» Task requirements
Give the number of lines in the entries that contain "Time". State only the count.

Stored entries
━━━━━━━━━━━━━━━━

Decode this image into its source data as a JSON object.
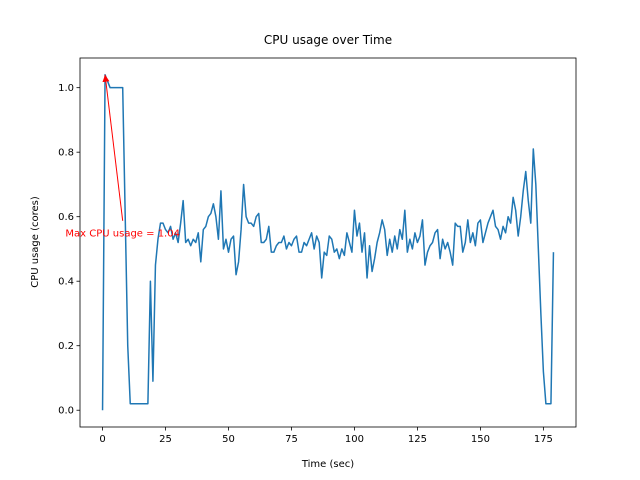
{
  "chart_data": {
    "type": "line",
    "title": "CPU usage over Time",
    "xlabel": "Time (sec)",
    "ylabel": "CPU usage (cores)",
    "color": "#1f77b4",
    "x": [
      0,
      1,
      2,
      3,
      4,
      5,
      6,
      7,
      8,
      9,
      10,
      11,
      12,
      13,
      14,
      15,
      16,
      17,
      18,
      19,
      20,
      21,
      22,
      23,
      24,
      25,
      26,
      27,
      28,
      29,
      30,
      31,
      32,
      33,
      34,
      35,
      36,
      37,
      38,
      39,
      40,
      41,
      42,
      43,
      44,
      45,
      46,
      47,
      48,
      49,
      50,
      51,
      52,
      53,
      54,
      55,
      56,
      57,
      58,
      59,
      60,
      61,
      62,
      63,
      64,
      65,
      66,
      67,
      68,
      69,
      70,
      71,
      72,
      73,
      74,
      75,
      76,
      77,
      78,
      79,
      80,
      81,
      82,
      83,
      84,
      85,
      86,
      87,
      88,
      89,
      90,
      91,
      92,
      93,
      94,
      95,
      96,
      97,
      98,
      99,
      100,
      101,
      102,
      103,
      104,
      105,
      106,
      107,
      108,
      109,
      110,
      111,
      112,
      113,
      114,
      115,
      116,
      117,
      118,
      119,
      120,
      121,
      122,
      123,
      124,
      125,
      126,
      127,
      128,
      129,
      130,
      131,
      132,
      133,
      134,
      135,
      136,
      137,
      138,
      139,
      140,
      141,
      142,
      143,
      144,
      145,
      146,
      147,
      148,
      149,
      150,
      151,
      152,
      153,
      154,
      155,
      156,
      157,
      158,
      159,
      160,
      161,
      162,
      163,
      164,
      165,
      166,
      167,
      168,
      169,
      170,
      171,
      172,
      173,
      174,
      175,
      176,
      177,
      178,
      179
    ],
    "values": [
      0,
      1.04,
      1.02,
      1.0,
      1.0,
      1.0,
      1.0,
      1.0,
      1.0,
      0.6,
      0.2,
      0.02,
      0.02,
      0.02,
      0.02,
      0.02,
      0.02,
      0.02,
      0.02,
      0.4,
      0.09,
      0.45,
      0.53,
      0.58,
      0.58,
      0.56,
      0.55,
      0.57,
      0.53,
      0.55,
      0.52,
      0.58,
      0.65,
      0.52,
      0.53,
      0.51,
      0.53,
      0.52,
      0.55,
      0.46,
      0.56,
      0.57,
      0.6,
      0.61,
      0.64,
      0.6,
      0.53,
      0.68,
      0.5,
      0.53,
      0.49,
      0.53,
      0.54,
      0.42,
      0.46,
      0.56,
      0.7,
      0.6,
      0.58,
      0.58,
      0.57,
      0.6,
      0.61,
      0.52,
      0.52,
      0.53,
      0.57,
      0.49,
      0.49,
      0.51,
      0.52,
      0.52,
      0.54,
      0.5,
      0.52,
      0.51,
      0.53,
      0.54,
      0.49,
      0.49,
      0.52,
      0.51,
      0.53,
      0.55,
      0.5,
      0.54,
      0.52,
      0.41,
      0.49,
      0.48,
      0.54,
      0.53,
      0.49,
      0.5,
      0.47,
      0.5,
      0.48,
      0.55,
      0.52,
      0.49,
      0.62,
      0.54,
      0.58,
      0.49,
      0.55,
      0.41,
      0.51,
      0.43,
      0.47,
      0.52,
      0.55,
      0.59,
      0.56,
      0.48,
      0.53,
      0.49,
      0.54,
      0.5,
      0.56,
      0.53,
      0.62,
      0.49,
      0.53,
      0.5,
      0.55,
      0.52,
      0.54,
      0.59,
      0.45,
      0.49,
      0.51,
      0.52,
      0.55,
      0.56,
      0.47,
      0.53,
      0.5,
      0.52,
      0.49,
      0.45,
      0.58,
      0.57,
      0.57,
      0.49,
      0.52,
      0.59,
      0.52,
      0.55,
      0.51,
      0.58,
      0.59,
      0.52,
      0.55,
      0.58,
      0.6,
      0.62,
      0.57,
      0.56,
      0.53,
      0.57,
      0.55,
      0.6,
      0.58,
      0.66,
      0.62,
      0.54,
      0.6,
      0.68,
      0.74,
      0.65,
      0.58,
      0.81,
      0.7,
      0.5,
      0.3,
      0.12,
      0.02,
      0.02,
      0.02,
      0.49
    ],
    "xlim": [
      -8.95,
      187.95
    ],
    "ylim": [
      -0.052,
      1.092
    ],
    "xticks": [
      0,
      25,
      50,
      75,
      100,
      125,
      150,
      175
    ],
    "yticks": [
      {
        "value": 0,
        "label": "0.0"
      },
      0.2,
      0.4,
      0.6,
      0.8,
      {
        "value": 1,
        "label": "1.0"
      }
    ],
    "annotations": [
      {
        "text": "Max CPU usage = 1.04",
        "xy": [
          1,
          1.04
        ],
        "xytext": [
          8,
          0.55
        ],
        "color": "red"
      }
    ]
  }
}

━━━━━━━━━━━━━━━━

» Answer to the problem
2